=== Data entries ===
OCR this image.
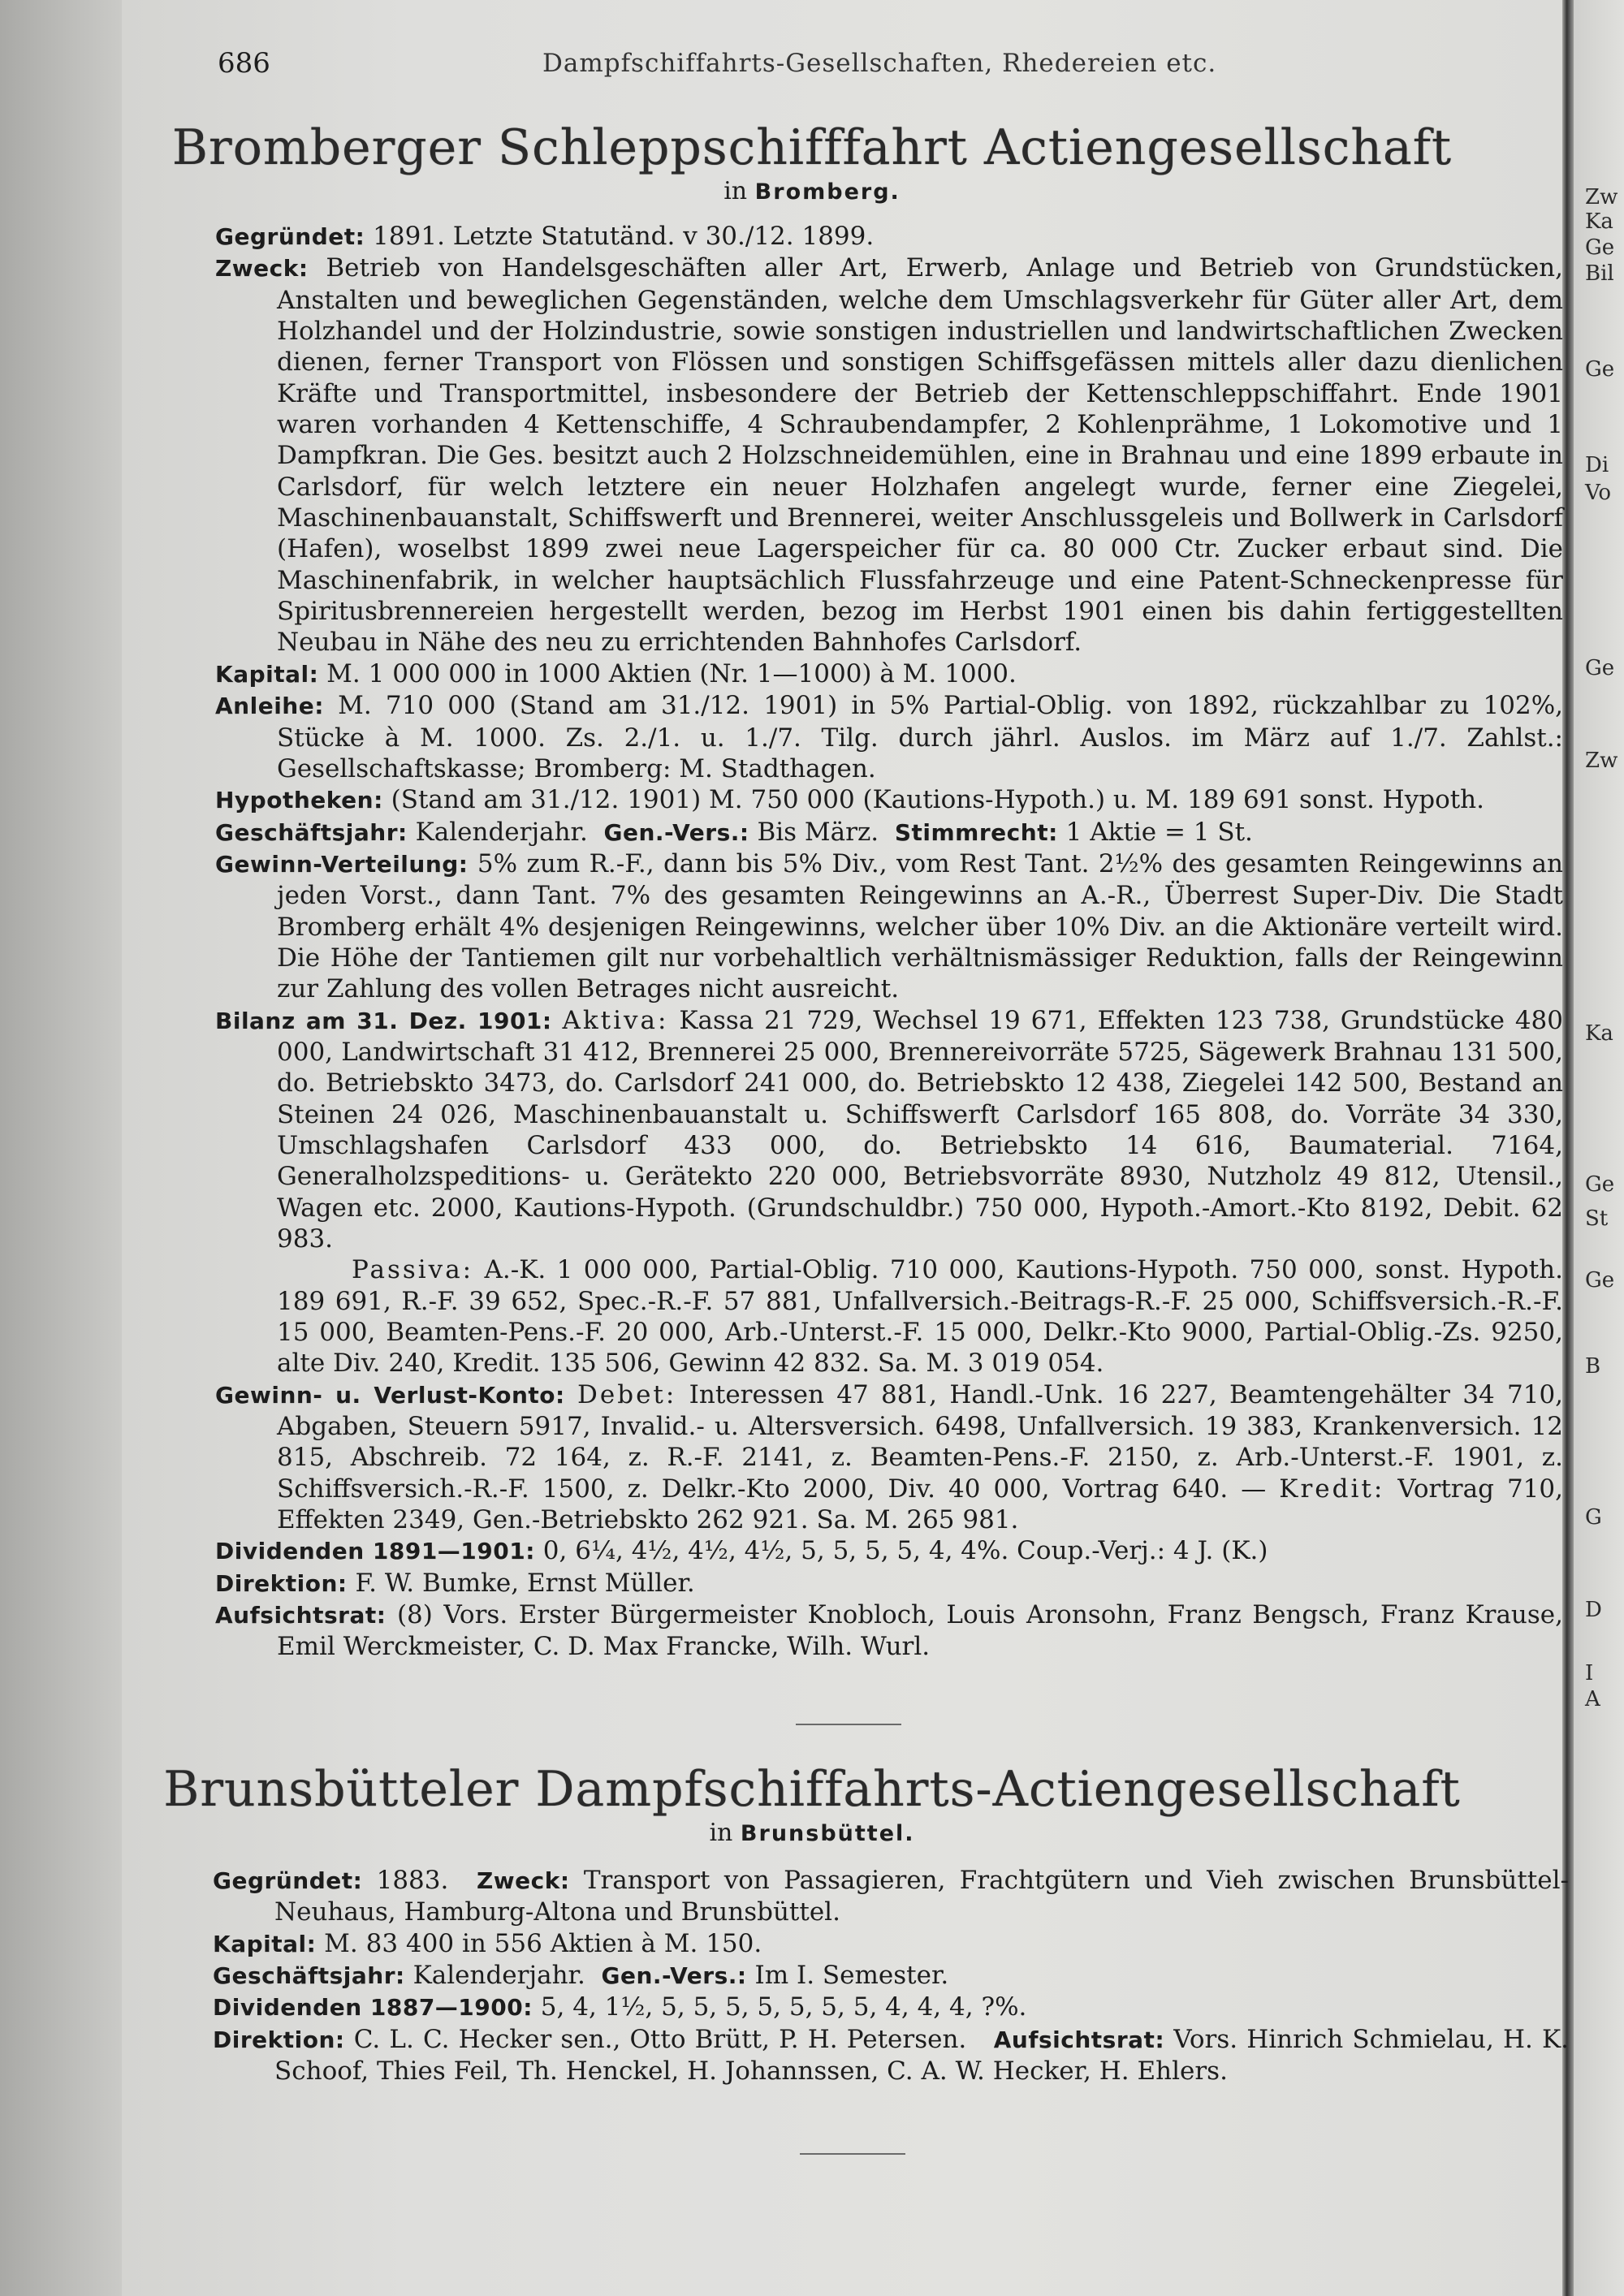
Zw
Ka
Ge
Bil
Ge
Di
Vo
Ge
Zw
Ka
Ge
St
Ge
B
G
D
I
A
686	Dampfschiffahrts-Gesellschaften, Rhedereien etc.
Bromberger Schleppschifffahrt Actiengesellschaft
in Bromberg.

Gegründet: 1891. Letzte Statutänd. v 30./12. 1899.

Zweck: Betrieb von Handelsgeschäften aller Art, Erwerb, Anlage und Betrieb von Grundstücken, Anstalten und beweglichen Gegenständen, welche dem Umschlagsverkehr für Güter aller Art, dem Holzhandel und der Holzindustrie, sowie sonstigen industriellen und landwirtschaftlichen Zwecken dienen, ferner Transport von Flössen und sonstigen Schiffsgefässen mittels aller dazu dienlichen Kräfte und Transportmittel, insbesondere der Betrieb der Kettenschleppschiffahrt. Ende 1901 waren vorhanden 4 Kettenschiffe, 4 Schraubendampfer, 2 Kohlenprähme, 1 Lokomotive und 1 Dampfkran. Die Ges. besitzt auch 2 Holzschneidemühlen, eine in Brahnau und eine 1899 erbaute in Carlsdorf, für welch letztere ein neuer Holzhafen angelegt wurde, ferner eine Ziegelei, Maschinenbauanstalt, Schiffswerft und Brennerei, weiter Anschlussgeleis und Bollwerk in Carlsdorf (Hafen), woselbst 1899 zwei neue Lagerspeicher für ca. 80 000 Ctr. Zucker erbaut sind. Die Maschinenfabrik, in welcher hauptsächlich Flussfahrzeuge und eine Patent-Schneckenpresse für Spiritusbrennereien hergestellt werden, bezog im Herbst 1901 einen bis dahin fertiggestellten Neubau in Nähe des neu zu errichtenden Bahnhofes Carlsdorf.

Kapital: M. 1 000 000 in 1000 Aktien (Nr. 1—1000) à M. 1000.

Anleihe: M. 710 000 (Stand am 31./12. 1901) in 5% Partial-Oblig. von 1892, rückzahlbar zu 102%, Stücke à M. 1000. Zs. 2./1. u. 1./7. Tilg. durch jährl. Auslos. im März auf 1./7. Zahlst.: Gesellschaftskasse; Bromberg: M. Stadthagen.

Hypotheken: (Stand am 31./12. 1901) M. 750 000 (Kautions-Hypoth.) u. M. 189 691 sonst. Hypoth.

Geschäftsjahr: Kalenderjahr. Gen.-Vers.: Bis März. Stimmrecht: 1 Aktie = 1 St.

Gewinn-Verteilung: 5% zum R.-F., dann bis 5% Div., vom Rest Tant. 2½% des gesamten Reingewinns an jeden Vorst., dann Tant. 7% des gesamten Reingewinns an A.-R., Überrest Super-Div. Die Stadt Bromberg erhält 4% desjenigen Reingewinns, welcher über 10% Div. an die Aktionäre verteilt wird. Die Höhe der Tantiemen gilt nur vorbehaltlich verhältnismässiger Reduktion, falls der Reingewinn zur Zahlung des vollen Betrages nicht ausreicht.

Bilanz am 31. Dez. 1901: Aktiva: Kassa 21 729, Wechsel 19 671, Effekten 123 738, Grundstücke 480 000, Landwirtschaft 31 412, Brennerei 25 000, Brennereivorräte 5725, Sägewerk Brahnau 131 500, do. Betriebskto 3473, do. Carlsdorf 241 000, do. Betriebskto 12 438, Ziegelei 142 500, Bestand an Steinen 24 026, Maschinenbauanstalt u. Schiffswerft Carlsdorf 165 808, do. Vorräte 34 330, Umschlagshafen Carlsdorf 433 000, do. Betriebskto 14 616, Baumaterial. 7164, Generalholzspeditions- u. Gerätekto 220 000, Betriebsvorräte 8930, Nutzholz 49 812, Utensil., Wagen etc. 2000, Kautions-Hypoth. (Grundschuldbr.) 750 000, Hypoth.-Amort.-Kto 8192, Debit. 62 983.

Passiva: A.-K. 1 000 000, Partial-Oblig. 710 000, Kautions-Hypoth. 750 000, sonst. Hypoth. 189 691, R.-F. 39 652, Spec.-R.-F. 57 881, Unfallversich.-Beitrags-R.-F. 25 000, Schiffsversich.-R.-F. 15 000, Beamten-Pens.-F. 20 000, Arb.-Unterst.-F. 15 000, Delkr.-Kto 9000, Partial-Oblig.-Zs. 9250, alte Div. 240, Kredit. 135 506, Gewinn 42 832. Sa. M. 3 019 054.

Gewinn- u. Verlust-Konto: Debet: Interessen 47 881, Handl.-Unk. 16 227, Beamtengehälter 34 710, Abgaben, Steuern 5917, Invalid.- u. Altersversich. 6498, Unfallversich. 19 383, Krankenversich. 12 815, Abschreib. 72 164, z. R.-F. 2141, z. Beamten-Pens.-F. 2150, z. Arb.-Unterst.-F. 1901, z. Schiffsversich.-R.-F. 1500, z. Delkr.-Kto 2000, Div. 40 000, Vortrag 640. — Kredit: Vortrag 710, Effekten 2349, Gen.-Betriebskto 262 921. Sa. M. 265 981.

Dividenden 1891—1901: 0, 6¼, 4½, 4½, 4½, 5, 5, 5, 5, 4, 4%. Coup.-Verj.: 4 J. (K.)

Direktion: F. W. Bumke, Ernst Müller.

Aufsichtsrat: (8) Vors. Erster Bürgermeister Knobloch, Louis Aronsohn, Franz Bengsch, Franz Krause, Emil Werckmeister, C. D. Max Francke, Wilh. Wurl.

Brunsbütteler Dampfschiffahrts-Actiengesellschaft
in Brunsbüttel.

Gegründet: 1883. Zweck: Transport von Passagieren, Frachtgütern und Vieh zwischen Brunsbüttel-Neuhaus, Hamburg-Altona und Brunsbüttel.

Kapital: M. 83 400 in 556 Aktien à M. 150.

Geschäftsjahr: Kalenderjahr. Gen.-Vers.: Im I. Semester.

Dividenden 1887—1900: 5, 4, 1½, 5, 5, 5, 5, 5, 5, 5, 4, 4, 4, ?%.

Direktion: C. L. C. Hecker sen., Otto Brütt, P. H. Petersen. Aufsichtsrat: Vors. Hinrich Schmielau, H. K. Schoof, Thies Feil, Th. Henckel, H. Johannssen, C. A. W. Hecker, H. Ehlers.
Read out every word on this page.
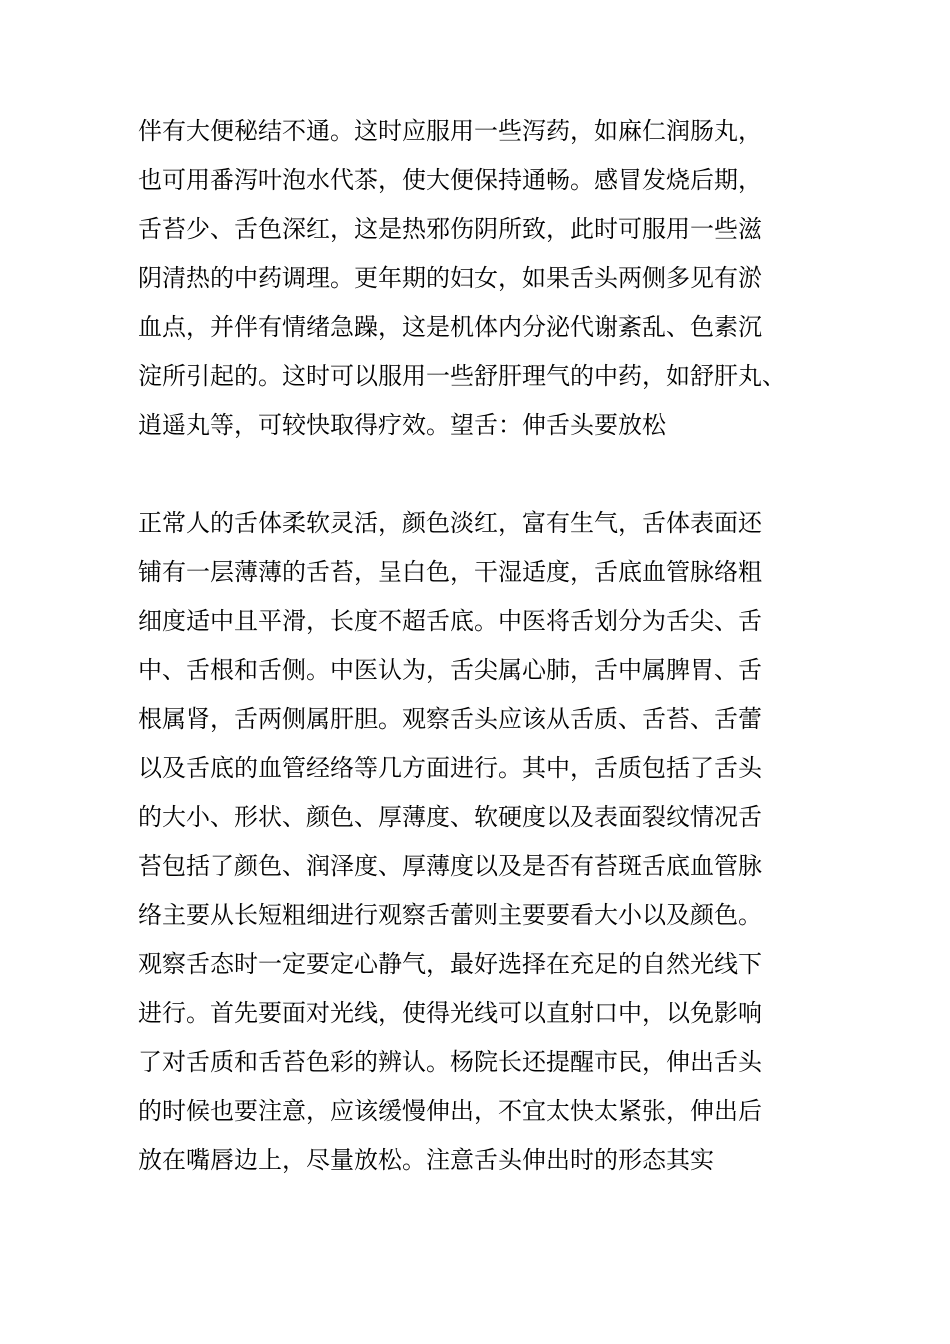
伴有大便秘结不通。这时应服用一些泻药，如麻仁润肠丸，
也可用番泻叶泡水代茶，使大便保持通畅。感冒发烧后期，
舌苔少、舌色深红，这是热邪伤阴所致，此时可服用一些滋
阴清热的中药调理。更年期的妇女，如果舌头两侧多见有淤
血点，并伴有情绪急躁，这是机体内分泌代谢紊乱、色素沉
淀所引起的。这时可以服用一些舒肝理气的中药，如舒肝丸、
逍遥丸等，可较快取得疗效。望舌：伸舌头要放松

正常人的舌体柔软灵活，颜色淡红，富有生气，舌体表面还
铺有一层薄薄的舌苔，呈白色，干湿适度，舌底血管脉络粗
细度适中且平滑，长度不超舌底。中医将舌划分为舌尖、舌
中、舌根和舌侧。中医认为，舌尖属心肺，舌中属脾胃、舌
根属肾，舌两侧属肝胆。观察舌头应该从舌质、舌苔、舌蕾
以及舌底的血管经络等几方面进行。其中，舌质包括了舌头
的大小、形状、颜色、厚薄度、软硬度以及表面裂纹情况舌
苔包括了颜色、润泽度、厚薄度以及是否有苔斑舌底血管脉
络主要从长短粗细进行观察舌蕾则主要要看大小以及颜色。
观察舌态时一定要定心静气，最好选择在充足的自然光线下
进行。首先要面对光线，使得光线可以直射口中，以免影响
了对舌质和舌苔色彩的辨认。杨院长还提醒市民，伸出舌头
的时候也要注意，应该缓慢伸出，不宜太快太紧张，伸出后
放在嘴唇边上，尽量放松。注意舌头伸出时的形态其实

=== Your instructions ===
Omit the pictures and reproduce the listing exactly.

=== Problem solution ===
OCR this image.
Zw
Ka
Ge
Bil
Ge
Di
Vo
Ge
Zw
Ka
Ge
St
Ge
B
G
D
I
A
686	Dampfschiffahrts-Gesellschaften, Rhedereien etc.
Bromberger Schleppschifffahrt Actiengesellschaft
in Bromberg.

Gegründet: 1891. Letzte Statutänd. v 30./12. 1899.

Zweck: Betrieb von Handelsgeschäften aller Art, Erwerb, Anlage und Betrieb von Grundstücken, Anstalten und beweglichen Gegenständen, welche dem Umschlagsverkehr für Güter aller Art, dem Holzhandel und der Holzindustrie, sowie sonstigen industriellen und landwirtschaftlichen Zwecken dienen, ferner Transport von Flössen und sonstigen Schiffsgefässen mittels aller dazu dienlichen Kräfte und Transportmittel, insbesondere der Betrieb der Kettenschleppschiffahrt. Ende 1901 waren vorhanden 4 Kettenschiffe, 4 Schraubendampfer, 2 Kohlenprähme, 1 Lokomotive und 1 Dampfkran. Die Ges. besitzt auch 2 Holzschneidemühlen, eine in Brahnau und eine 1899 erbaute in Carlsdorf, für welch letztere ein neuer Holzhafen angelegt wurde, ferner eine Ziegelei, Maschinenbauanstalt, Schiffswerft und Brennerei, weiter Anschlussgeleis und Bollwerk in Carlsdorf (Hafen), woselbst 1899 zwei neue Lagerspeicher für ca. 80 000 Ctr. Zucker erbaut sind. Die Maschinenfabrik, in welcher hauptsächlich Flussfahrzeuge und eine Patent-Schneckenpresse für Spiritusbrennereien hergestellt werden, bezog im Herbst 1901 einen bis dahin fertiggestellten Neubau in Nähe des neu zu errichtenden Bahnhofes Carlsdorf.

Kapital: M. 1 000 000 in 1000 Aktien (Nr. 1—1000) à M. 1000.

Anleihe: M. 710 000 (Stand am 31./12. 1901) in 5% Partial-Oblig. von 1892, rückzahlbar zu 102%, Stücke à M. 1000. Zs. 2./1. u. 1./7. Tilg. durch jährl. Auslos. im März auf 1./7. Zahlst.: Gesellschaftskasse; Bromberg: M. Stadthagen.

Hypotheken: (Stand am 31./12. 1901) M. 750 000 (Kautions-Hypoth.) u. M. 189 691 sonst. Hypoth.

Geschäftsjahr: Kalenderjahr. Gen.-Vers.: Bis März. Stimmrecht: 1 Aktie = 1 St.

Gewinn-Verteilung: 5% zum R.-F., dann bis 5% Div., vom Rest Tant. 2½% des gesamten Reingewinns an jeden Vorst., dann Tant. 7% des gesamten Reingewinns an A.-R., Überrest Super-Div. Die Stadt Bromberg erhält 4% desjenigen Reingewinns, welcher über 10% Div. an die Aktionäre verteilt wird. Die Höhe der Tantiemen gilt nur vorbehaltlich verhältnismässiger Reduktion, falls der Reingewinn zur Zahlung des vollen Betrages nicht ausreicht.

Bilanz am 31. Dez. 1901: Aktiva: Kassa 21 729, Wechsel 19 671, Effekten 123 738, Grundstücke 480 000, Landwirtschaft 31 412, Brennerei 25 000, Brennereivorräte 5725, Sägewerk Brahnau 131 500, do. Betriebskto 3473, do. Carlsdorf 241 000, do. Betriebskto 12 438, Ziegelei 142 500, Bestand an Steinen 24 026, Maschinenbauanstalt u. Schiffswerft Carlsdorf 165 808, do. Vorräte 34 330, Umschlagshafen Carlsdorf 433 000, do. Betriebskto 14 616, Baumaterial. 7164, Generalholzspeditions- u. Gerätekto 220 000, Betriebsvorräte 8930, Nutzholz 49 812, Utensil., Wagen etc. 2000, Kautions-Hypoth. (Grundschuldbr.) 750 000, Hypoth.-Amort.-Kto 8192, Debit. 62 983.

Passiva: A.-K. 1 000 000, Partial-Oblig. 710 000, Kautions-Hypoth. 750 000, sonst. Hypoth. 189 691, R.-F. 39 652, Spec.-R.-F. 57 881, Unfallversich.-Beitrags-R.-F. 25 000, Schiffsversich.-R.-F. 15 000, Beamten-Pens.-F. 20 000, Arb.-Unterst.-F. 15 000, Delkr.-Kto 9000, Partial-Oblig.-Zs. 9250, alte Div. 240, Kredit. 135 506, Gewinn 42 832. Sa. M. 3 019 054.

Gewinn- u. Verlust-Konto: Debet: Interessen 47 881, Handl.-Unk. 16 227, Beamtengehälter 34 710, Abgaben, Steuern 5917, Invalid.- u. Altersversich. 6498, Unfallversich. 19 383, Krankenversich. 12 815, Abschreib. 72 164, z. R.-F. 2141, z. Beamten-Pens.-F. 2150, z. Arb.-Unterst.-F. 1901, z. Schiffsversich.-R.-F. 1500, z. Delkr.-Kto 2000, Div. 40 000, Vortrag 640. — Kredit: Vortrag 710, Effekten 2349, Gen.-Betriebskto 262 921. Sa. M. 265 981.

Dividenden 1891—1901: 0, 6¼, 4½, 4½, 4½, 5, 5, 5, 5, 4, 4%. Coup.-Verj.: 4 J. (K.)

Direktion: F. W. Bumke, Ernst Müller.

Aufsichtsrat: (8) Vors. Erster Bürgermeister Knobloch, Louis Aronsohn, Franz Bengsch, Franz Krause, Emil Werckmeister, C. D. Max Francke, Wilh. Wurl.

Brunsbütteler Dampfschiffahrts-Actiengesellschaft
in Brunsbüttel.

Gegründet: 1883. Zweck: Transport von Passagieren, Frachtgütern und Vieh zwischen Brunsbüttel-Neuhaus, Hamburg-Altona und Brunsbüttel.

Kapital: M. 83 400 in 556 Aktien à M. 150.

Geschäftsjahr: Kalenderjahr. Gen.-Vers.: Im I. Semester.

Dividenden 1887—1900: 5, 4, 1½, 5, 5, 5, 5, 5, 5, 5, 4, 4, 4, ?%.

Direktion: C. L. C. Hecker sen., Otto Brütt, P. H. Petersen. Aufsichtsrat: Vors. Hinrich Schmielau, H. K. Schoof, Thies Feil, Th. Henckel, H. Johannssen, C. A. W. Hecker, H. Ehlers.
Read out every word on this page.
伴有大便秘结不通。这时应服用一些泻药，如麻仁润肠丸，
也可用番泻叶泡水代茶，使大便保持通畅。感冒发烧后期，
舌苔少、舌色深红，这是热邪伤阴所致，此时可服用一些滋
阴清热的中药调理。更年期的妇女，如果舌头两侧多见有淤
血点，并伴有情绪急躁，这是机体内分泌代谢紊乱、色素沉
淀所引起的。这时可以服用一些舒肝理气的中药，如舒肝丸、
逍遥丸等，可较快取得疗效。望舌：伸舌头要放松

正常人的舌体柔软灵活，颜色淡红，富有生气，舌体表面还
铺有一层薄薄的舌苔，呈白色，干湿适度，舌底血管脉络粗
细度适中且平滑，长度不超舌底。中医将舌划分为舌尖、舌
中、舌根和舌侧。中医认为，舌尖属心肺，舌中属脾胃、舌
根属肾，舌两侧属肝胆。观察舌头应该从舌质、舌苔、舌蕾
以及舌底的血管经络等几方面进行。其中，舌质包括了舌头
的大小、形状、颜色、厚薄度、软硬度以及表面裂纹情况舌
苔包括了颜色、润泽度、厚薄度以及是否有苔斑舌底血管脉
络主要从长短粗细进行观察舌蕾则主要要看大小以及颜色。
观察舌态时一定要定心静气，最好选择在充足的自然光线下
进行。首先要面对光线，使得光线可以直射口中，以免影响
了对舌质和舌苔色彩的辨认。杨院长还提醒市民，伸出舌头
的时候也要注意，应该缓慢伸出，不宜太快太紧张，伸出后
放在嘴唇边上，尽量放松。注意舌头伸出时的形态其实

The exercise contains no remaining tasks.